• [Problem details]:
Each line containing the word "name" needs to be copied.

————

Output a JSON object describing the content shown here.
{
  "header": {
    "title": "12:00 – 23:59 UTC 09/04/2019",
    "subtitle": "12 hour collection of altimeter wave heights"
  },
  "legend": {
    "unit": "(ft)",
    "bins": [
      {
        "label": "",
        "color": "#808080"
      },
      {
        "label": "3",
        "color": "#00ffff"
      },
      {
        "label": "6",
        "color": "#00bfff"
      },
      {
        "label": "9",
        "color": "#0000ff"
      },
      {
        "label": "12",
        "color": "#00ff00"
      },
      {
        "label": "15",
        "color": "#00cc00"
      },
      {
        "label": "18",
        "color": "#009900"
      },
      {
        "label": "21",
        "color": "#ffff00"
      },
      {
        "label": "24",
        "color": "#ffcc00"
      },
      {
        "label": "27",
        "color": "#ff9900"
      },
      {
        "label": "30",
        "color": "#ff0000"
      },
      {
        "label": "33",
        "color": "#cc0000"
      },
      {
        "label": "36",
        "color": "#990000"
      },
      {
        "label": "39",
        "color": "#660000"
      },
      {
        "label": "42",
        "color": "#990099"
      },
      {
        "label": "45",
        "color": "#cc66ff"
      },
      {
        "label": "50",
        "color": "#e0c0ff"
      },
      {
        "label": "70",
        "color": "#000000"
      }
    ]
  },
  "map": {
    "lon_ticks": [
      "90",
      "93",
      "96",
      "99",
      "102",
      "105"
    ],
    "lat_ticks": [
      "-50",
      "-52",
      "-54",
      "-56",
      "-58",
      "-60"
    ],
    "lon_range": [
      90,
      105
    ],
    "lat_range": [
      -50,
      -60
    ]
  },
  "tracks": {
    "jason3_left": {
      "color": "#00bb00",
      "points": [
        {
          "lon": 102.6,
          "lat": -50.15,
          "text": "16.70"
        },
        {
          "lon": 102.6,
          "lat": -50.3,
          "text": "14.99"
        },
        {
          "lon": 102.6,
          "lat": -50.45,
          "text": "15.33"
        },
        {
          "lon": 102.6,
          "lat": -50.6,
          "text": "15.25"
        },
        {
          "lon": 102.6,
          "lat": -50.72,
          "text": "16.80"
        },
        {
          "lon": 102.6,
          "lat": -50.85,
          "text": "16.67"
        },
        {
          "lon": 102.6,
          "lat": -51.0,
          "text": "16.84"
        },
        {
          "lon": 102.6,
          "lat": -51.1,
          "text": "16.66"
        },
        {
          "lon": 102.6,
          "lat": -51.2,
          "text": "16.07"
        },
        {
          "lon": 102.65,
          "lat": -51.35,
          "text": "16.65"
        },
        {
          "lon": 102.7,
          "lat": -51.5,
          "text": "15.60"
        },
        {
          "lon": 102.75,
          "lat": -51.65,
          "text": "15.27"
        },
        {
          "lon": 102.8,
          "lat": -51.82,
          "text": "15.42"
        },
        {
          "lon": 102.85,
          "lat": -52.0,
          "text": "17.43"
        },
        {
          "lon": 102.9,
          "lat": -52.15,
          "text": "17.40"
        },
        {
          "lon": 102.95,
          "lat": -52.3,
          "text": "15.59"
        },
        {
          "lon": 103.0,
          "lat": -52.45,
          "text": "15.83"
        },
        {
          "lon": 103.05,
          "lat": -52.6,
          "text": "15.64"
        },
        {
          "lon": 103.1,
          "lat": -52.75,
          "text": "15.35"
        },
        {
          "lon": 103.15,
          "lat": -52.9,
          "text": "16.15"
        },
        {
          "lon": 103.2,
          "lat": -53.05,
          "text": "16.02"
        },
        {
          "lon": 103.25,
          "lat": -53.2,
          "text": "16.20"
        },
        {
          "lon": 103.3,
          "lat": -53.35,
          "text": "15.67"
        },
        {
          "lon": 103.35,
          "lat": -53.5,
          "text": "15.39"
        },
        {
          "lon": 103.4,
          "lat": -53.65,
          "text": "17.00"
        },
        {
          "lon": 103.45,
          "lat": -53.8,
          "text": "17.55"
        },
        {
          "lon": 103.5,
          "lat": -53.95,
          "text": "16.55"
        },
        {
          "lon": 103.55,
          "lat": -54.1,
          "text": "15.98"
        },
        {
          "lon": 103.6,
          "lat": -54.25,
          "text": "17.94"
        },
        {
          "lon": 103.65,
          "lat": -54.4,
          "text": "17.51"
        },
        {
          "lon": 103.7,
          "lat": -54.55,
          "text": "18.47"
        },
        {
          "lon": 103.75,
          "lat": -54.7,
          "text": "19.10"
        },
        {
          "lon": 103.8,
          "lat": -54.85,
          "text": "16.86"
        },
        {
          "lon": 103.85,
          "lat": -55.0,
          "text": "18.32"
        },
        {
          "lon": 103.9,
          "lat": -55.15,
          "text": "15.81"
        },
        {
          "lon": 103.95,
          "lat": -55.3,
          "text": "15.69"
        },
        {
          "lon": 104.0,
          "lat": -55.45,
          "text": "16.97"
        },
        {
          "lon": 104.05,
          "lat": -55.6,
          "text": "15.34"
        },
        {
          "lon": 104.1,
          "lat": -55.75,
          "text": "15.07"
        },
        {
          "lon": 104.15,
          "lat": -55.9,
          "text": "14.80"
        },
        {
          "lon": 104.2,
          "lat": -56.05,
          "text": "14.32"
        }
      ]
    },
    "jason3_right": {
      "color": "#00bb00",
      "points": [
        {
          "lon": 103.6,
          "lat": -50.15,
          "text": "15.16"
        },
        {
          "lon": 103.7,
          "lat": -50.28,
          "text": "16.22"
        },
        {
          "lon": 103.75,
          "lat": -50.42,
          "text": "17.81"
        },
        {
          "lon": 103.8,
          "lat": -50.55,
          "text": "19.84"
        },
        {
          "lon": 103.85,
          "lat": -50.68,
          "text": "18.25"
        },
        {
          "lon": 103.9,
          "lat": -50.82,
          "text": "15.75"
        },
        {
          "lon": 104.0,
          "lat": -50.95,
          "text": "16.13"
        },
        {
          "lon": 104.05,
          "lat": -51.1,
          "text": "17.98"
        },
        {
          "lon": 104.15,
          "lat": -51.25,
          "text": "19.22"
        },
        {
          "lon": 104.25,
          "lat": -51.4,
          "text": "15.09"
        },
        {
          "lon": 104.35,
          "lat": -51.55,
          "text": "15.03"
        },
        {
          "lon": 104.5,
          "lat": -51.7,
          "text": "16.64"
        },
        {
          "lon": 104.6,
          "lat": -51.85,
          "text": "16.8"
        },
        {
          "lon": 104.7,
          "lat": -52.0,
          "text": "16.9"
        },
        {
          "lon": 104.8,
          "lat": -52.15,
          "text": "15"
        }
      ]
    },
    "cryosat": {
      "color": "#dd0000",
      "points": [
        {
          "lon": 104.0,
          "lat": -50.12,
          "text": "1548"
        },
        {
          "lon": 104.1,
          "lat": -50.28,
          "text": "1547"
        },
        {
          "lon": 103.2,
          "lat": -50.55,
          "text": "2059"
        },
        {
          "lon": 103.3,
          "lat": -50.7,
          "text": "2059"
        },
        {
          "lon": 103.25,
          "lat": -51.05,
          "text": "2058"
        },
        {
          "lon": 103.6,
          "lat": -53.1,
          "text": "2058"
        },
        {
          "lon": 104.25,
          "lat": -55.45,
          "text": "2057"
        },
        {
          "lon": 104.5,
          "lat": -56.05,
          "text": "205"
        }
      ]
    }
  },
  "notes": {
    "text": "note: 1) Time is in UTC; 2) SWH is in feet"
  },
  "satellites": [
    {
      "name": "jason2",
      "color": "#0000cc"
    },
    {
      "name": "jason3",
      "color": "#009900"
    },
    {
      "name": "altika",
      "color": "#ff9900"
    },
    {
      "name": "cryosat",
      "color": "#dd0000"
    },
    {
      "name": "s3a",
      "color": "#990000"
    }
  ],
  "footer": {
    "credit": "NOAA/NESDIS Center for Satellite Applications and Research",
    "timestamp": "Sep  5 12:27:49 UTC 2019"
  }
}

————

• [Expected answer]:
      "name": "jason2",
      "name": "jason3",
      "name": "altika",
      "name": "cryosat",
      "name": "s3a",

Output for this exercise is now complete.